BEGIN Data lines

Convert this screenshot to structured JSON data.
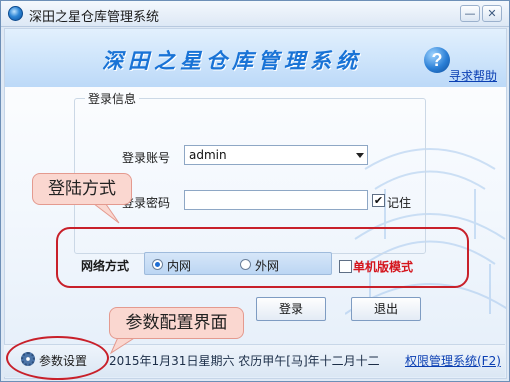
{
  "window": {
    "title": "深田之星仓库管理系统",
    "minimize_glyph": "—",
    "close_glyph": "✕"
  },
  "banner": {
    "title": "深田之星仓库管理系统",
    "help_icon_glyph": "?",
    "help_link": "寻求帮助"
  },
  "login": {
    "group_title": "登录信息",
    "account_label": "登录账号",
    "account_value": "admin",
    "password_label": "登录密码",
    "password_value": "",
    "remember_label": "记住",
    "remember_checked": true,
    "remember_glyph": "✔"
  },
  "network": {
    "label": "网络方式",
    "options": [
      {
        "label": "内网",
        "selected": true
      },
      {
        "label": "外网",
        "selected": false
      }
    ],
    "single_mode_label": "单机版模式",
    "single_mode_checked": false
  },
  "buttons": {
    "login": "登录",
    "exit": "退出"
  },
  "statusbar": {
    "settings_label": "参数设置",
    "date_text": "2015年1月31日星期六 农历甲午[马]年十二月十二",
    "permission_link": "权限管理系统(F2)"
  },
  "annotations": {
    "login_mode_callout": "登陆方式",
    "settings_callout": "参数配置界面"
  },
  "colors": {
    "accent": "#1973d6",
    "annotation_red": "#c8202a",
    "callout_fill": "#fad7d0",
    "link_blue": "#0b3fb3"
  }
}
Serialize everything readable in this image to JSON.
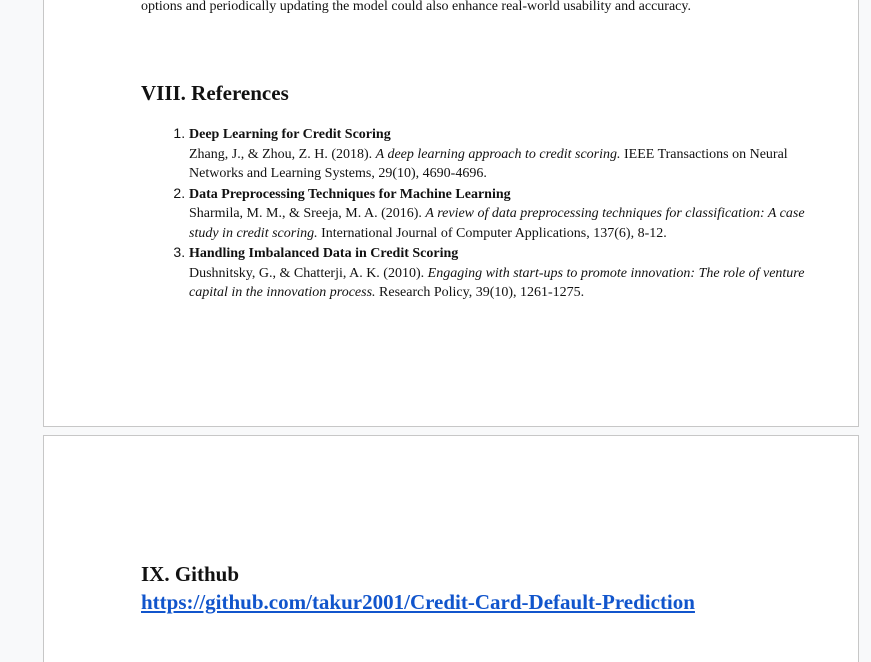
{
  "section_intro": {
    "text": "options and periodically updating the model could also enhance real-world usability and accuracy."
  },
  "references": {
    "heading": "VIII. References",
    "items": [
      {
        "title": "Deep Learning for Credit Scoring",
        "authors": "Zhang, J., & Zhou, Z. H. (2018). ",
        "work": "A deep learning approach to credit scoring.",
        "venue": " IEEE Transactions on Neural Networks and Learning Systems, 29(10), 4690-4696."
      },
      {
        "title": "Data Preprocessing Techniques for Machine Learning",
        "authors": "Sharmila, M. M., & Sreeja, M. A. (2016). ",
        "work": "A review of data preprocessing techniques for classification: A case study in credit scoring.",
        "venue": " International Journal of Computer Applications, 137(6), 8-12."
      },
      {
        "title": "Handling Imbalanced Data in Credit Scoring",
        "authors": "Dushnitsky, G., & Chatterji, A. K. (2010). ",
        "work": "Engaging with start-ups to promote innovation: The role of venture capital in the innovation process.",
        "venue": " Research Policy, 39(10), 1261-1275."
      }
    ]
  },
  "github": {
    "heading": "IX. Github",
    "link_text": "https://github.com/takur2001/Credit-Card-Default-Prediction",
    "link_href": "https://github.com/takur2001/Credit-Card-Default-Prediction"
  },
  "colors": {
    "link": "#1155cc",
    "page_background": "#ffffff",
    "canvas_background": "#f8f9fa"
  }
}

END Data lines

Copy all lines from the data that hold the word "heading".

- [Problem solution]
    "heading": "VIII. References",
    "heading": "IX. Github",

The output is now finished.